■ **What you need to do**
In the entries below, identify every line with the string "this" and copy it.

(Stored records)
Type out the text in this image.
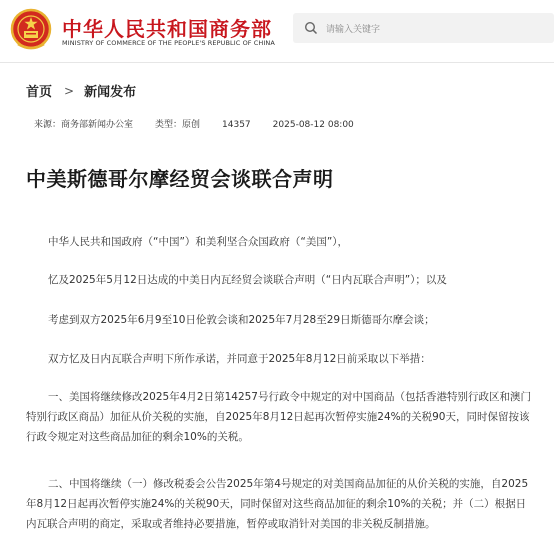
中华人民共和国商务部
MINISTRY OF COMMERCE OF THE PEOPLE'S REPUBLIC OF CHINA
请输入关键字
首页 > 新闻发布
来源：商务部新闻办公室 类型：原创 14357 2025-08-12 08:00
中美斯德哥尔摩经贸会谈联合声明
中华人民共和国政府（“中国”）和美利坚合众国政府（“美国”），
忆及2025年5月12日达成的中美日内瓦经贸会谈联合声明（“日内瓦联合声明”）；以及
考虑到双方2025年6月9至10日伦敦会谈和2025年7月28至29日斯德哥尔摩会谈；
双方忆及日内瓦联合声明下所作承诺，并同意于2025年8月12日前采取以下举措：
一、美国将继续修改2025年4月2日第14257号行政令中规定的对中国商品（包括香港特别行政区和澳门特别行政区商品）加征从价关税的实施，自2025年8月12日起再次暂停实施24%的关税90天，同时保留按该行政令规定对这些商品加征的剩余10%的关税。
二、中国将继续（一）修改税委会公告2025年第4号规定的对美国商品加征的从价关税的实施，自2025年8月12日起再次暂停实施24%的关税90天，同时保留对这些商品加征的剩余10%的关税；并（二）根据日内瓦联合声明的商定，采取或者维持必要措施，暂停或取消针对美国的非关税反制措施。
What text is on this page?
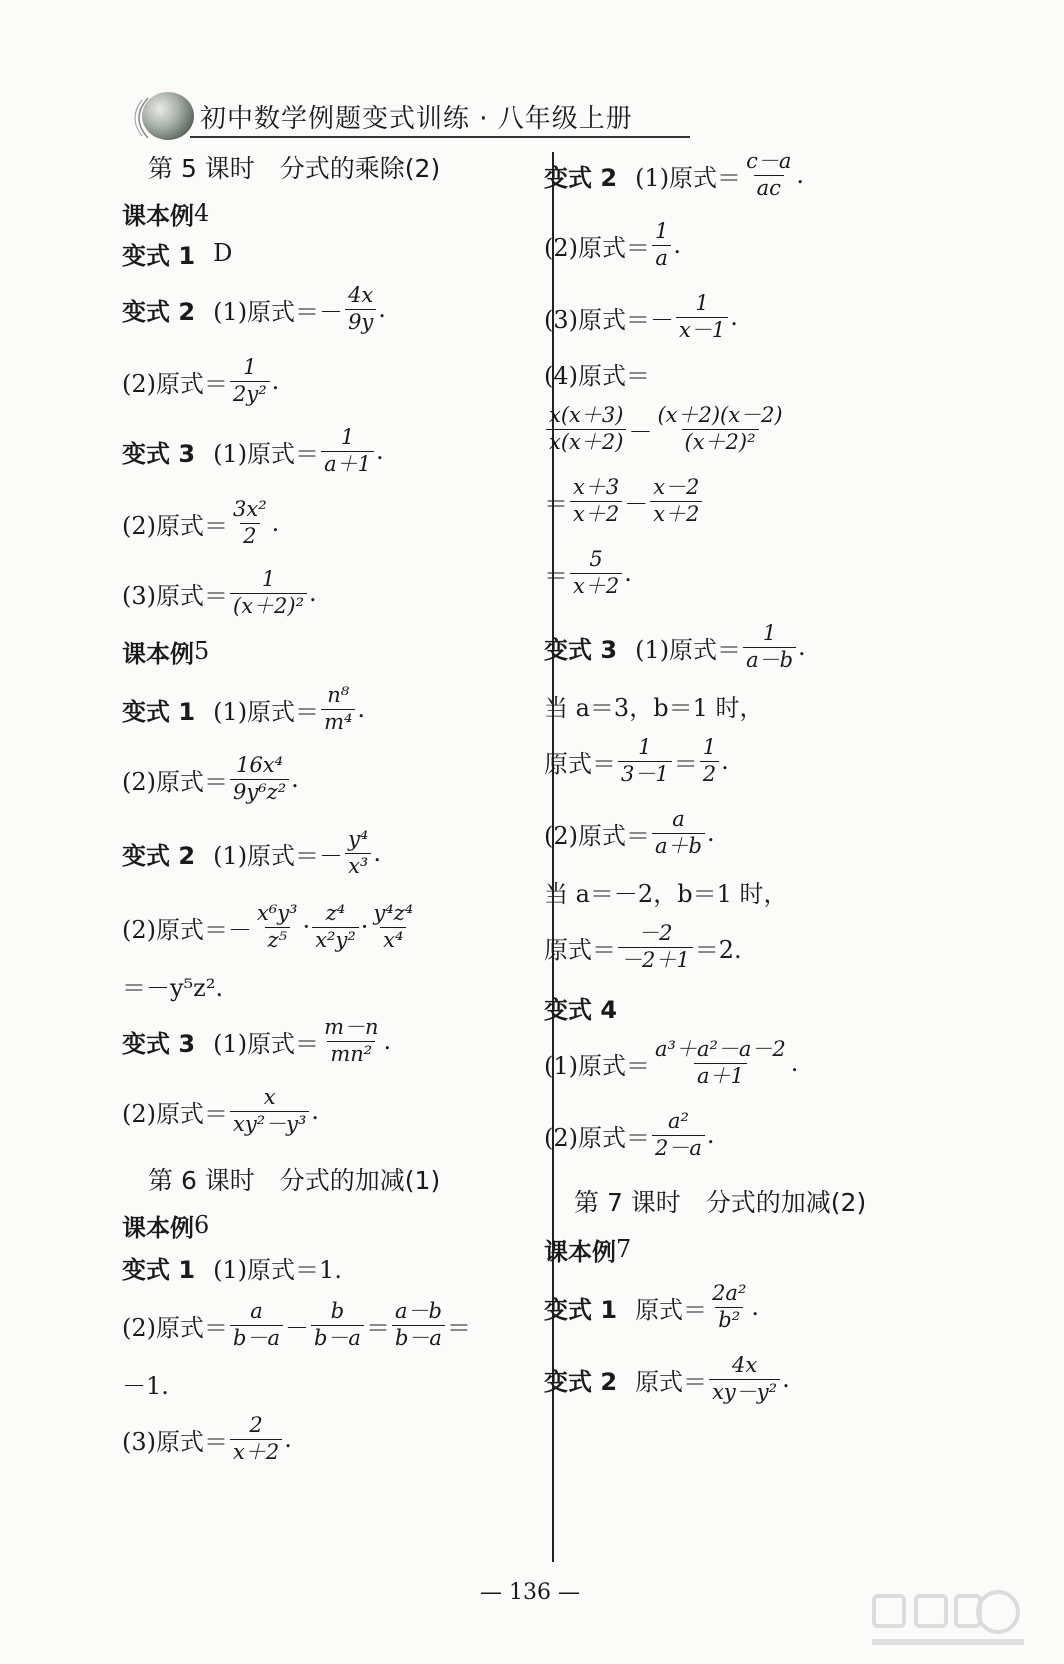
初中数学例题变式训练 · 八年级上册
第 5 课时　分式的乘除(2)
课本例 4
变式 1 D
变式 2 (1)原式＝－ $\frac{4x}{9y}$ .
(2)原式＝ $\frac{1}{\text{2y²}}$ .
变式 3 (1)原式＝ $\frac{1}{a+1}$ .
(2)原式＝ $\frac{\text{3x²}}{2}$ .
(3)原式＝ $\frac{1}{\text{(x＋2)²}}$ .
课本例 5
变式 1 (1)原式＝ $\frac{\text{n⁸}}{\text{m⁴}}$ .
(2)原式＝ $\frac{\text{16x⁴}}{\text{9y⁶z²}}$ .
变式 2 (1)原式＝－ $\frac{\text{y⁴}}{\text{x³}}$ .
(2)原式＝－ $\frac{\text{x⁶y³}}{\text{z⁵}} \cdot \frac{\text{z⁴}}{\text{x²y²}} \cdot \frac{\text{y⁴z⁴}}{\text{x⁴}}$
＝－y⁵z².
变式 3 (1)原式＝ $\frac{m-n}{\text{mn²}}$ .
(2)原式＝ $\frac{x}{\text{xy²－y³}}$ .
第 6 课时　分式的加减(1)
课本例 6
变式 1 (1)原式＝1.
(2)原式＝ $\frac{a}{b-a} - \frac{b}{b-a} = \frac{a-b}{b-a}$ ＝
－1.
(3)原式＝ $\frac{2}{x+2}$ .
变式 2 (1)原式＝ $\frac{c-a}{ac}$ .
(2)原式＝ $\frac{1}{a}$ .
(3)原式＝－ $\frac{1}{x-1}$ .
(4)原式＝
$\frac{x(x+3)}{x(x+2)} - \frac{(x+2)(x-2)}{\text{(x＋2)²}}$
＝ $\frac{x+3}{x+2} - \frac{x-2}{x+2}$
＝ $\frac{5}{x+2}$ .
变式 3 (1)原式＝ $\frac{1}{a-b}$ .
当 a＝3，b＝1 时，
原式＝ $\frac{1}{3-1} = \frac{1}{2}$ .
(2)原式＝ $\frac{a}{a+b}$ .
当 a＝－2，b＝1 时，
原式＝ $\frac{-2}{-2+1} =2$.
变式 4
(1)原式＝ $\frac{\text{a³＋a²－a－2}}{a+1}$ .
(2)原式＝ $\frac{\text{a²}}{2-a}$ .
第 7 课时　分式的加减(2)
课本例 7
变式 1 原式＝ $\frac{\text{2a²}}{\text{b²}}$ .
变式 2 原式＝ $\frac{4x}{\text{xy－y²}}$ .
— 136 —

■ **Written solution**
Type out the text in this image.
What text is on this page?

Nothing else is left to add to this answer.